**READING PASSAGE**.
****
Madhuniyantrak is an oral polyherbal formulation in the form of tablets manufactured by Karnataka Antibiotics Private Ltd, Bangalore (KAPL). It comprises of extract of twelve ingredients Viz., Gymnema sylvestre, Curcuma longa, Azadiracta indica, Momordica charantia, Trigonella foenum graecum, Aegle marmelos, Tribulus terrestris, Emblica officinalis, Terminalia chebula, Terminalia bellerica, Pterocarpus marsupium and Shuddha shilajit. 7 The formulation is prescribed by many physicians for management of Diabetes. Literature survey also supports the use of all the crude drugs incorporated in the formulation in controlling blood glucose levels in the body.
Even though the product has shown clinical efficacy and has been in the market, there are very few reports on estimation of constituents in the formulations. As per WHO and most of the regulatory authorities and also to have a better market, it is very important to have an analytical method for identification and determination of chief constituents in the formulation as a mark of quality check.8
In this study we make an attempt to establish an optimized method for simultaneous identification of five most important constituents of the formulation i.e., Curcumin, Emodin, Gallic acid, Ellagic acid and Ascorbic acid by HPTLC.
MATERIALS AND METHODS:
Materials:
• Madhuniyantrak tablets- obtained from KAPL, Bangalore.
• Standards extracts of all the herbal drugs incorporated in the formulation, Procured from KAPL.
• Crude drugs: Dried fruits of Tribulus terrestris, Emblica officinalis, Terminalia chebula and Terminalia bellerica (obtained from KAPL, Bangalore)
Leaves of Gymnema sylvestre, Rhizomes of Curcuma longa, leaves of Azadiracta indica, fruits of Momordica charantia, and seeds of Trigonella foenum graecum, Leaves of Aegle marmelos, Dried Heart wood of Pterocarpus marsupium and Shuddha shilajit (obtained from local market in Bangalore).
Identification and authentication of plant material was done at Ayurveda Dietetics Research Institute, Jayanagar (Bangalore). Shilajit identification and authentication was done by Dr. K. Madhava chetty, Assistant professor, department of Botany. Sri Venkateshwara university, Tirupati.
Methods:
The purpose of the study is to identify the presence of Curcumin, Emodin, Gallic acid, Ellagic acid and Ascorbic acids in the (i) crude drugs incorporated in the formulations (ii) Extracts used for manufacture of the formulation and (iii) Formulation- Madhuniyantrak oral tablets.
****
**WHAT TO WORK ON**.
- a) Return everything in the Madhuniyantrak passage from "Leaves of Gymnema" down to "Madhuniyantrak oral tablets.".
- b) Which constituents does the Madhuniyantrak passage say the study aims to identify by HPTLC?
- c) Extend the Madhuniyantrak passage with a paragraph that picks up right after its final sentence.
Nothing in the entries is needed for this work.
****
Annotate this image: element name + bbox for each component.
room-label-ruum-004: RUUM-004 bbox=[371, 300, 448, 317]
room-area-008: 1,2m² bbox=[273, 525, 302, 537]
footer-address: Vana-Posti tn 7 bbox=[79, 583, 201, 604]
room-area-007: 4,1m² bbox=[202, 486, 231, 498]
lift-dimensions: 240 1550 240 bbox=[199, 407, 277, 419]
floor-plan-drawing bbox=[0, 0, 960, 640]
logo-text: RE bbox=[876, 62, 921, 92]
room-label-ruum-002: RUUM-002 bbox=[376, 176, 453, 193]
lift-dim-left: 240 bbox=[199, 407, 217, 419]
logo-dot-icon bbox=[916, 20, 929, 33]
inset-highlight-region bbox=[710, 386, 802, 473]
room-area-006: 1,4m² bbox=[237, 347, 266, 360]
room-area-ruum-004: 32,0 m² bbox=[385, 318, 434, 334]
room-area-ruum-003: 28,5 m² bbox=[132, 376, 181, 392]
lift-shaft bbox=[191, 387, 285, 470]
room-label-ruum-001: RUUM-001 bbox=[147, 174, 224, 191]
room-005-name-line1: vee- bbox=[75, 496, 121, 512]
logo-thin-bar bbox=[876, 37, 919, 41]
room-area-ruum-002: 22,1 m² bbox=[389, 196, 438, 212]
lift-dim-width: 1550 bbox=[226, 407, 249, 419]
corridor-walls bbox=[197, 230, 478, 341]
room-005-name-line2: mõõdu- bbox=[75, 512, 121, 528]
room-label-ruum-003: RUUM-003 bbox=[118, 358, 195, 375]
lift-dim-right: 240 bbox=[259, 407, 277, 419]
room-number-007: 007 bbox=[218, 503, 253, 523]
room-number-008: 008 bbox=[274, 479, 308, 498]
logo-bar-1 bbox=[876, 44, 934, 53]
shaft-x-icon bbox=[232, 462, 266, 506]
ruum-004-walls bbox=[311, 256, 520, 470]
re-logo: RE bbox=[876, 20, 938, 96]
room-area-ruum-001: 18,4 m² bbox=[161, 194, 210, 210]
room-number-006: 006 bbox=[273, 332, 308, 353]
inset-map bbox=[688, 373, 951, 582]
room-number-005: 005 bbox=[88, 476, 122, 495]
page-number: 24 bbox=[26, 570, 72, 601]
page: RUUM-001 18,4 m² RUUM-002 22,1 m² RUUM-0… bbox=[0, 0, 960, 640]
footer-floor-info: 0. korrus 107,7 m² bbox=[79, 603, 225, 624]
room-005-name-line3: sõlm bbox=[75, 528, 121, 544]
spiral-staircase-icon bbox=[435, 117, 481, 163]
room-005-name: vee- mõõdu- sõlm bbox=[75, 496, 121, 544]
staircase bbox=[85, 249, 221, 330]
****
**PER-TASK ANSWERS**.
- a)
Leaves of Gymnema sylvestre, Rhizomes of Curcuma longa, leaves of Azadiracta indica, fruits of Momordica charantia, and seeds of Trigonella foenum graecum, Leaves of Aegle marmelos, Dried Heart wood of Pterocarpus marsupium and Shuddha shilajit (obtained from local market in Bangalore).
Identification and authentication of plant material was done at Ayurveda Dietetics Research Institute, Jayanagar (Bangalore). Shilajit identification and authentication was done by Dr. K. Madhava chetty, Assistant professor, department of Botany. Sri Venkateshwara university, Tirupati.
Methods:
The purpose of the study is to identify the presence of Curcumin, Emodin, Gallic acid, Ellagic acid and Ascorbic acids in the (i) crude drugs incorporated in the formulations (ii) Extracts used for manufacture of the formulation and (iii) Formulation- Madhuniyantrak oral tablets.

- b) Curcumin, Emodin, Gallic acid, Ellagic acid, Ascorbic acid

- c)
To achieve this identification is done for presence the marker compounds
• In the each of the extracts, extracted by using the crude drugs in our laboratory by TLC.
• In the mixture (prepared in the ratio as given in the formulation) of extracts, extracted using crude drugs in our laboratory.
• In the mixture (Prepared in the ratio as given in the formulation) of ready extracts obtained from KAPL which are actually incorporated in the formulation.
• In the formulation –Madhuniyantrak (Oral polyherbal tablet obtained from KAPL, Bangalore)
With this it’s been attempted to prove the presence of marker compounds in crude drugs, extracts incorporated in the manufacture of formulation and the formulation itself.
Organoleptic and proximate analysis for the crude drugs and the extracts.
All the crude drugs were observed for organoleptic characters such as color, odor, size, shape, texture, form etc.
Proximate analysis:
All the crude drugs were analyzed for parameters such as Moisture content, Extractive values (Methanol) and ash values as a part of standardization process as per WHO guidelines.
Extraction of Crude drugs:
Selected plant materials were air dried at room temperature, powdered in blender and passed through sieve No 10. The sieved powders of Curcuma longa, Momordica charantia,Trigonella foenum graecum, Tribulus terrestris, Emblica officinalis, Terminalia chebula, Terminalia bellerica Pterocarpus marsupium and Shuddha shilajit was weighed accurately andsubjected separately to extraction by using methanol as a solvent in Soxhlet apparatus.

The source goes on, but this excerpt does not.